REQUIRED TASK
Images appear in the records below; leave them out and repeat everything else exactly.

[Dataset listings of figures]

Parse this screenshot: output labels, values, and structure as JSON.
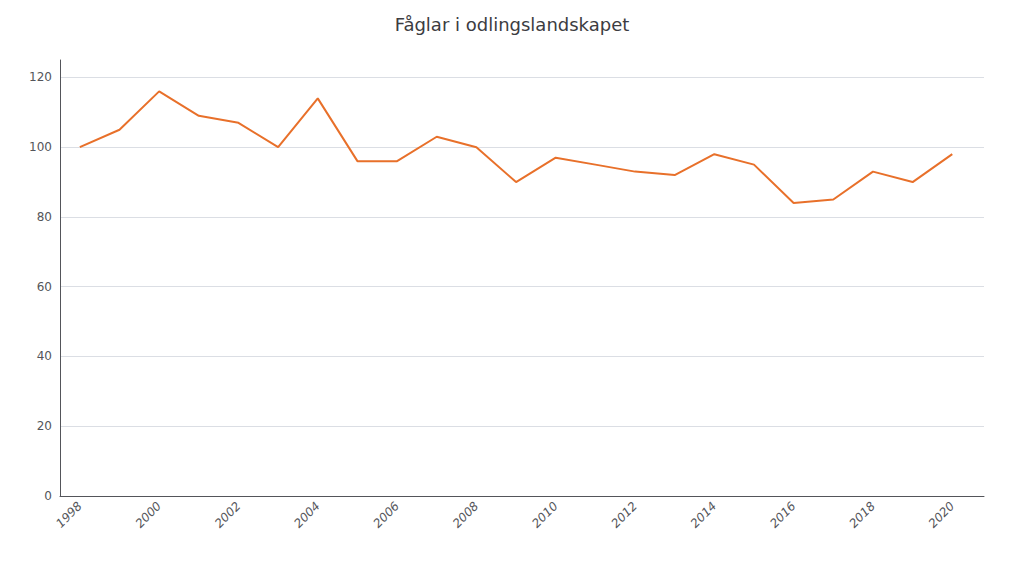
{
  "chart_data": {
    "type": "line",
    "title": "Fåglar i odlingslandskapet",
    "x": [
      1998,
      1999,
      2000,
      2001,
      2002,
      2003,
      2004,
      2005,
      2006,
      2007,
      2008,
      2009,
      2010,
      2011,
      2012,
      2013,
      2014,
      2015,
      2016,
      2017,
      2018,
      2019,
      2020
    ],
    "values": [
      100,
      105,
      116,
      109,
      107,
      100,
      114,
      96,
      96,
      103,
      100,
      90,
      97,
      95,
      93,
      92,
      98,
      95,
      84,
      85,
      93,
      90,
      98
    ],
    "color": "#E8702A",
    "xlim": [
      1997.5,
      2020.8
    ],
    "xticks": [
      1998,
      2000,
      2002,
      2004,
      2006,
      2008,
      2010,
      2012,
      2014,
      2016,
      2018,
      2020
    ],
    "ylim": [
      0,
      125
    ],
    "yticks": [
      0,
      20,
      40,
      60,
      80,
      100,
      120
    ],
    "grid": true
  }
}
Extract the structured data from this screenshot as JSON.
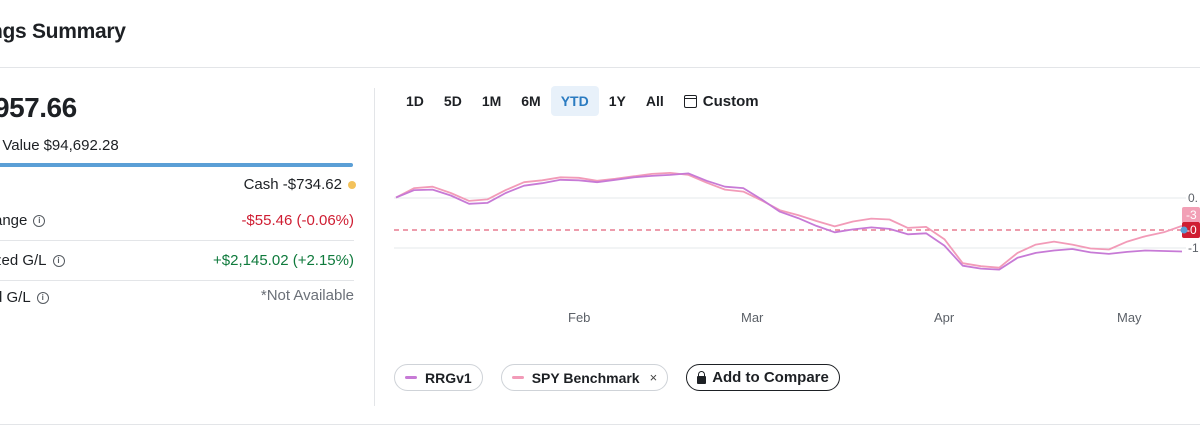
{
  "header": {
    "title": "ngs Summary"
  },
  "summary": {
    "total_value": "957.66",
    "net_value_label": "t Value",
    "net_value_amount": "$94,692.28",
    "cash_text": "Cash -$734.62",
    "rows": [
      {
        "label": "ange",
        "value": "-$55.46 (-0.06%)",
        "tone": "neg"
      },
      {
        "label": "zed G/L",
        "value": "+$2,145.02 (+2.15%)",
        "tone": "pos"
      },
      {
        "label": "d G/L",
        "value": "*Not Available",
        "tone": "na"
      }
    ],
    "colors": {
      "allocation_bar": "#5b9fd6",
      "cash_dot": "#f3c25b",
      "negative": "#cf1d32",
      "positive": "#0f7a3c"
    }
  },
  "range_tabs": {
    "items": [
      "1D",
      "5D",
      "1M",
      "6M",
      "YTD",
      "1Y",
      "All"
    ],
    "active": "YTD",
    "custom_label": "Custom"
  },
  "chart_data": {
    "type": "line",
    "x_labels": [
      "Feb",
      "Mar",
      "Apr",
      "May"
    ],
    "y_ticks": [
      "0.",
      "-1"
    ],
    "end_badges": [
      "-3",
      "-0"
    ],
    "reference_line": "dashed",
    "series": [
      {
        "name": "RRGv1",
        "color": "#c77ad6",
        "values": [
          0,
          1.5,
          1.6,
          0.4,
          -1.3,
          -1.1,
          0.9,
          2.4,
          2.9,
          3.6,
          3.5,
          3.1,
          3.6,
          4.1,
          4.4,
          4.6,
          4.9,
          3.4,
          2.2,
          1.9,
          -0.4,
          -2.9,
          -4.2,
          -5.8,
          -7.1,
          -6.5,
          -6.1,
          -6.4,
          -7.5,
          -7.3,
          -9.8,
          -13.9,
          -14.5,
          -14.7,
          -12.3,
          -11.3,
          -10.8,
          -10.5,
          -11.2,
          -11.5,
          -11.1,
          -10.8,
          -10.9,
          -11.0
        ]
      },
      {
        "name": "SPY Benchmark",
        "color": "#f29bb8",
        "values": [
          0,
          1.9,
          2.2,
          0.9,
          -0.7,
          -0.4,
          1.5,
          3.1,
          3.5,
          4.1,
          4.0,
          3.4,
          3.8,
          4.3,
          4.8,
          5.0,
          4.6,
          3.0,
          1.6,
          1.2,
          -0.6,
          -2.6,
          -3.6,
          -4.8,
          -5.9,
          -4.9,
          -4.3,
          -4.5,
          -6.2,
          -6.0,
          -8.5,
          -13.4,
          -14.0,
          -14.3,
          -11.3,
          -9.6,
          -9.0,
          -9.6,
          -10.4,
          -10.6,
          -9.0,
          -7.9,
          -7.1,
          -5.8
        ]
      }
    ]
  },
  "legend": {
    "items": [
      {
        "label": "RRGv1",
        "color": "#c77ad6",
        "removable": false
      },
      {
        "label": "SPY Benchmark",
        "color": "#f29bb8",
        "removable": true,
        "remove_glyph": "×"
      }
    ],
    "add_compare_label": "Add to Compare"
  }
}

REPLY
Parse this screenshot: output labels, values, and structure as JSON.
{
  "chart_data": {
    "type": "line",
    "title": "Fåglar i odlingslandskapet",
    "x": [
      1998,
      1999,
      2000,
      2001,
      2002,
      2003,
      2004,
      2005,
      2006,
      2007,
      2008,
      2009,
      2010,
      2011,
      2012,
      2013,
      2014,
      2015,
      2016,
      2017,
      2018,
      2019,
      2020
    ],
    "values": [
      100,
      105,
      116,
      109,
      107,
      100,
      114,
      96,
      96,
      103,
      100,
      90,
      97,
      95,
      93,
      92,
      98,
      95,
      84,
      85,
      93,
      90,
      98
    ],
    "color": "#E8702A",
    "xlim": [
      1997.5,
      2020.8
    ],
    "xticks": [
      1998,
      2000,
      2002,
      2004,
      2006,
      2008,
      2010,
      2012,
      2014,
      2016,
      2018,
      2020
    ],
    "ylim": [
      0,
      125
    ],
    "yticks": [
      0,
      20,
      40,
      60,
      80,
      100,
      120
    ],
    "grid": true
  }
}
Extract the structured data from this screenshot as JSON.
{
  "header": {
    "title": "ngs Summary"
  },
  "summary": {
    "total_value": "957.66",
    "net_value_label": "t Value",
    "net_value_amount": "$94,692.28",
    "cash_text": "Cash -$734.62",
    "rows": [
      {
        "label": "ange",
        "value": "-$55.46 (-0.06%)",
        "tone": "neg"
      },
      {
        "label": "zed G/L",
        "value": "+$2,145.02 (+2.15%)",
        "tone": "pos"
      },
      {
        "label": "d G/L",
        "value": "*Not Available",
        "tone": "na"
      }
    ],
    "colors": {
      "allocation_bar": "#5b9fd6",
      "cash_dot": "#f3c25b",
      "negative": "#cf1d32",
      "positive": "#0f7a3c"
    }
  },
  "range_tabs": {
    "items": [
      "1D",
      "5D",
      "1M",
      "6M",
      "YTD",
      "1Y",
      "All"
    ],
    "active": "YTD",
    "custom_label": "Custom"
  },
  "chart_data": {
    "type": "line",
    "x_labels": [
      "Feb",
      "Mar",
      "Apr",
      "May"
    ],
    "y_ticks": [
      "0.",
      "-1"
    ],
    "end_badges": [
      "-3",
      "-0"
    ],
    "reference_line": "dashed",
    "series": [
      {
        "name": "RRGv1",
        "color": "#c77ad6",
        "values": [
          0,
          1.5,
          1.6,
          0.4,
          -1.3,
          -1.1,
          0.9,
          2.4,
          2.9,
          3.6,
          3.5,
          3.1,
          3.6,
          4.1,
          4.4,
          4.6,
          4.9,
          3.4,
          2.2,
          1.9,
          -0.4,
          -2.9,
          -4.2,
          -5.8,
          -7.1,
          -6.5,
          -6.1,
          -6.4,
          -7.5,
          -7.3,
          -9.8,
          -13.9,
          -14.5,
          -14.7,
          -12.3,
          -11.3,
          -10.8,
          -10.5,
          -11.2,
          -11.5,
          -11.1,
          -10.8,
          -10.9,
          -11.0
        ]
      },
      {
        "name": "SPY Benchmark",
        "color": "#f29bb8",
        "values": [
          0,
          1.9,
          2.2,
          0.9,
          -0.7,
          -0.4,
          1.5,
          3.1,
          3.5,
          4.1,
          4.0,
          3.4,
          3.8,
          4.3,
          4.8,
          5.0,
          4.6,
          3.0,
          1.6,
          1.2,
          -0.6,
          -2.6,
          -3.6,
          -4.8,
          -5.9,
          -4.9,
          -4.3,
          -4.5,
          -6.2,
          -6.0,
          -8.5,
          -13.4,
          -14.0,
          -14.3,
          -11.3,
          -9.6,
          -9.0,
          -9.6,
          -10.4,
          -10.6,
          -9.0,
          -7.9,
          -7.1,
          -5.8
        ]
      }
    ]
  },
  "legend": {
    "items": [
      {
        "label": "RRGv1",
        "color": "#c77ad6",
        "removable": false
      },
      {
        "label": "SPY Benchmark",
        "color": "#f29bb8",
        "removable": true,
        "remove_glyph": "×"
      }
    ],
    "add_compare_label": "Add to Compare"
  }
}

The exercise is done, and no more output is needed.